What is needed: Keep the pictures out and restate every record exactly.

---- Data section

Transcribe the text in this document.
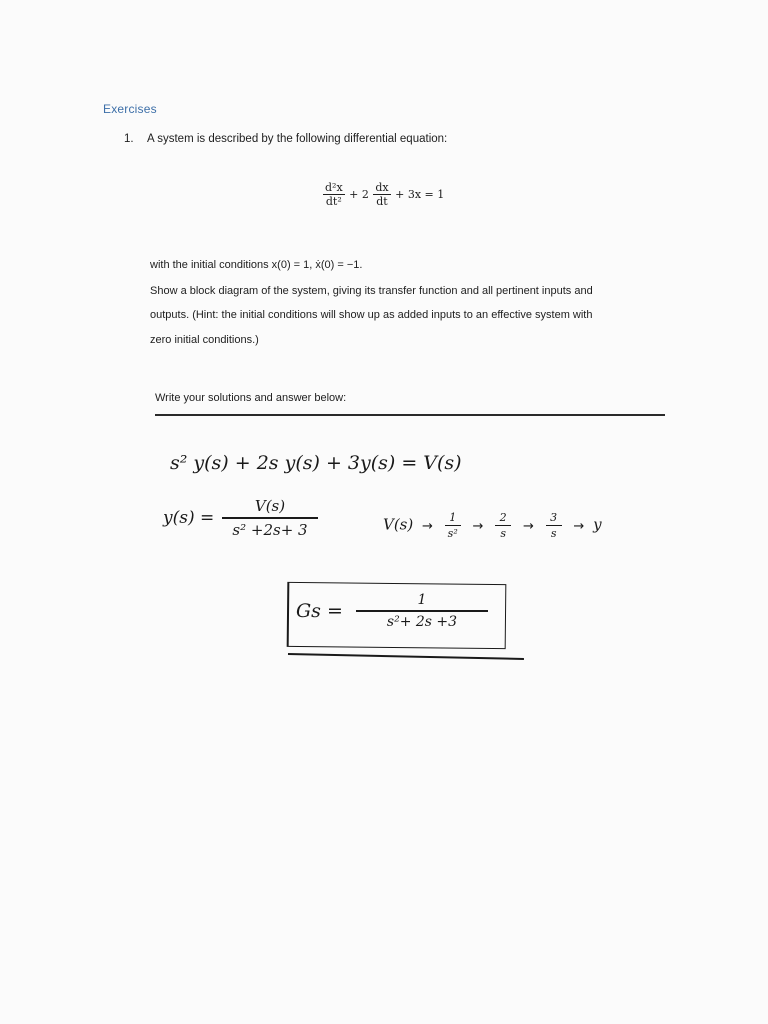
Exercises
1. A system is described by the following differential equation:
$\frac{\text{d²x}}{\text{dt²}} + 2 \frac{dx}{dt} + 3x = 1$
with the initial conditions x(0) = 1, ẋ(0) = −1.
Show a block diagram of the system, giving its transfer function and all pertinent inputs and
outputs. (Hint: the initial conditions will show up as added inputs to an effective system with
zero initial conditions.)
Write your solutions and answer below:
s² y(s) + 2s y(s) + 3y(s) = V(s)
$y(s) = \frac{V(s)}{\text{s² +2s+ 3}}$	$V(s) \to \frac{1}{\text{s²}} \to \frac{2}{s} \to \frac{3}{s} \to y$
$Gs = \frac{1}{\text{s²+ 2s +3}}$
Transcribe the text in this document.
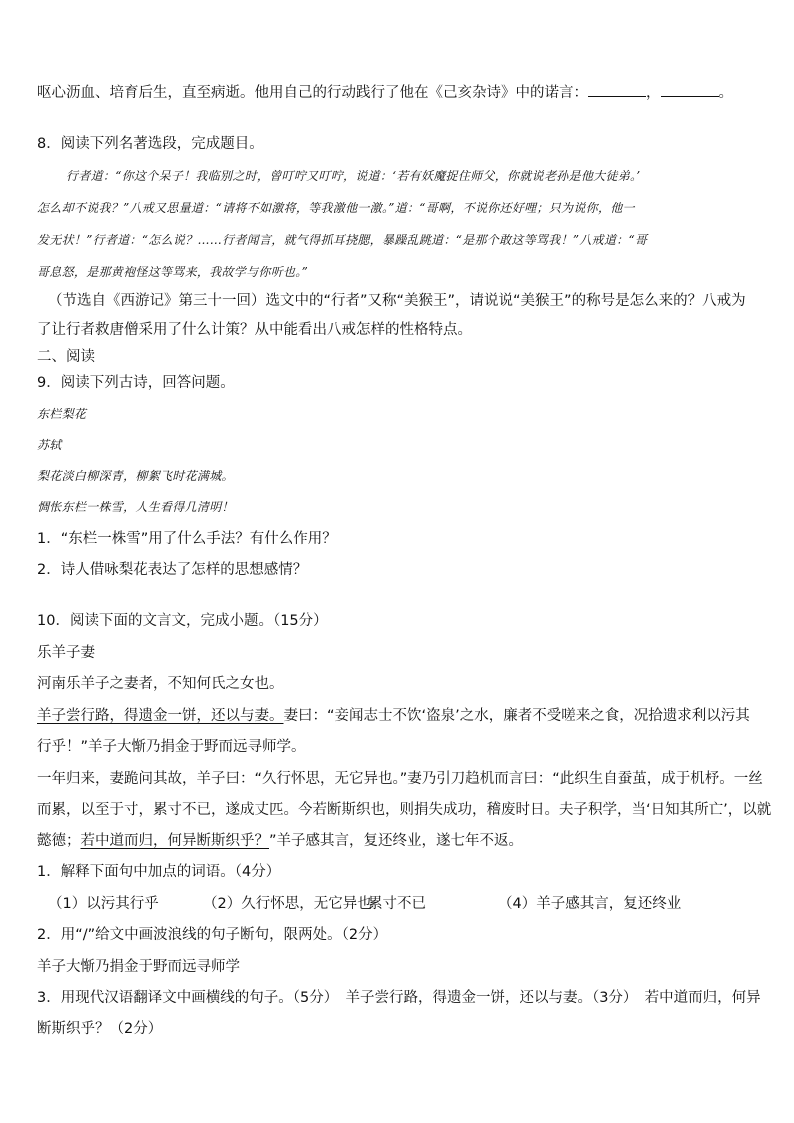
呕心沥血、培育后生，直至病逝。他用自己的行动践行了他在《己亥杂诗》中的诺言：	，	。
8．阅读下列名著选段，完成题目。
行者道：“你这个呆子！我临别之时，曾叮咛又叮咛，说道：‘若有妖魔捉住师父，你就说老孙是他大徒弟。’
怎么却不说我？”八戒又思量道：“请将不如激将，等我激他一激。”道：“哥啊，不说你还好哩；只为说你，他一
发无状！”行者道：“怎么说？……行者闻言，就气得抓耳挠腮，暴躁乱跳道：“是那个敢这等骂我！”八戒道：“哥
哥息怒，是那黄袍怪这等骂来，我故学与你听也。”
（节选自《西游记》第三十一回）选文中的“行者”又称“美猴王”，请说说“美猴王”的称号是怎么来的？八戒为
了让行者救唐僧采用了什么计策？从中能看出八戒怎样的性格特点。
二、阅读
9．阅读下列古诗，回答问题。
东栏梨花
苏轼
梨花淡白柳深青，柳絮飞时花满城。
惆怅东栏一株雪，人生看得几清明！
1．“东栏一株雪”用了什么手法？有什么作用？
2．诗人借咏梨花表达了怎样的思想感情？
10．阅读下面的文言文，完成小题。（15分）
乐羊子妻
河南乐羊子之妻者，不知何氏之女也。
羊子尝行路，得遗金一饼，还以与妻。妻曰：“妾闻志士不饮‘盗泉’之水，廉者不受嗟来之食，况拾遗求利以污其
行乎！”羊子大惭乃捐金于野而远寻师学。
一年归来，妻跪问其故，羊子曰：“久行怀思，无它异也。”妻乃引刀趋机而言曰：“此织生自蚕茧，成于机杼。一丝
而累，以至于寸，累寸不已，遂成丈匹。今若断斯织也，则捐失成功，稽废时日。夫子积学，当‘日知其所亡’，以就
懿德；若中道而归，何异断斯织乎？”羊子感其言，复还终业，遂七年不返。
1．解释下面句中加点的词语。（4分）
（1）以污其行乎	（2）久行怀思，无它异也累寸不已	（4）羊子感其言，复还终业
2．用“/”给文中画波浪线的句子断句，限两处。（2分）
羊子大惭乃捐金于野而远寻师学
3．用现代汉语翻译文中画横线的句子。（5分）　羊子尝行路，得遗金一饼，还以与妻。（3分）　若中道而归，何异
断斯织乎？（2分）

--------

Correct result:
Transcribe the text in this document.
Exercises
1. A system is described by the following differential equation:
$\frac{\text{d²x}}{\text{dt²}} + 2 \frac{dx}{dt} + 3x = 1$
with the initial conditions x(0) = 1, ẋ(0) = −1.
Show a block diagram of the system, giving its transfer function and all pertinent inputs and
outputs. (Hint: the initial conditions will show up as added inputs to an effective system with
zero initial conditions.)
Write your solutions and answer below:
s² y(s) + 2s y(s) + 3y(s) = V(s)
$y(s) = \frac{V(s)}{\text{s² +2s+ 3}}$	$V(s) \to \frac{1}{\text{s²}} \to \frac{2}{s} \to \frac{3}{s} \to y$
$Gs = \frac{1}{\text{s²+ 2s +3}}$
Transcribe the text in this document.
呕心沥血、培育后生，直至病逝。他用自己的行动践行了他在《己亥杂诗》中的诺言：	，	。
8．阅读下列名著选段，完成题目。
行者道：“你这个呆子！我临别之时，曾叮咛又叮咛，说道：‘若有妖魔捉住师父，你就说老孙是他大徒弟。’
怎么却不说我？”八戒又思量道：“请将不如激将，等我激他一激。”道：“哥啊，不说你还好哩；只为说你，他一
发无状！”行者道：“怎么说？……行者闻言，就气得抓耳挠腮，暴躁乱跳道：“是那个敢这等骂我！”八戒道：“哥
哥息怒，是那黄袍怪这等骂来，我故学与你听也。”
（节选自《西游记》第三十一回）选文中的“行者”又称“美猴王”，请说说“美猴王”的称号是怎么来的？八戒为
了让行者救唐僧采用了什么计策？从中能看出八戒怎样的性格特点。
二、阅读
9．阅读下列古诗，回答问题。
东栏梨花
苏轼
梨花淡白柳深青，柳絮飞时花满城。
惆怅东栏一株雪，人生看得几清明！
1．“东栏一株雪”用了什么手法？有什么作用？
2．诗人借咏梨花表达了怎样的思想感情？
10．阅读下面的文言文，完成小题。（15分）
乐羊子妻
河南乐羊子之妻者，不知何氏之女也。
羊子尝行路，得遗金一饼，还以与妻。妻曰：“妾闻志士不饮‘盗泉’之水，廉者不受嗟来之食，况拾遗求利以污其
行乎！”羊子大惭乃捐金于野而远寻师学。
一年归来，妻跪问其故，羊子曰：“久行怀思，无它异也。”妻乃引刀趋机而言曰：“此织生自蚕茧，成于机杼。一丝
而累，以至于寸，累寸不已，遂成丈匹。今若断斯织也，则捐失成功，稽废时日。夫子积学，当‘日知其所亡’，以就
懿德；若中道而归，何异断斯织乎？”羊子感其言，复还终业，遂七年不返。
1．解释下面句中加点的词语。（4分）
（1）以污其行乎	（2）久行怀思，无它异也累寸不已	（4）羊子感其言，复还终业
2．用“/”给文中画波浪线的句子断句，限两处。（2分）
羊子大惭乃捐金于野而远寻师学
3．用现代汉语翻译文中画横线的句子。（5分）　羊子尝行路，得遗金一饼，还以与妻。（3分）　若中道而归，何异
断斯织乎？（2分）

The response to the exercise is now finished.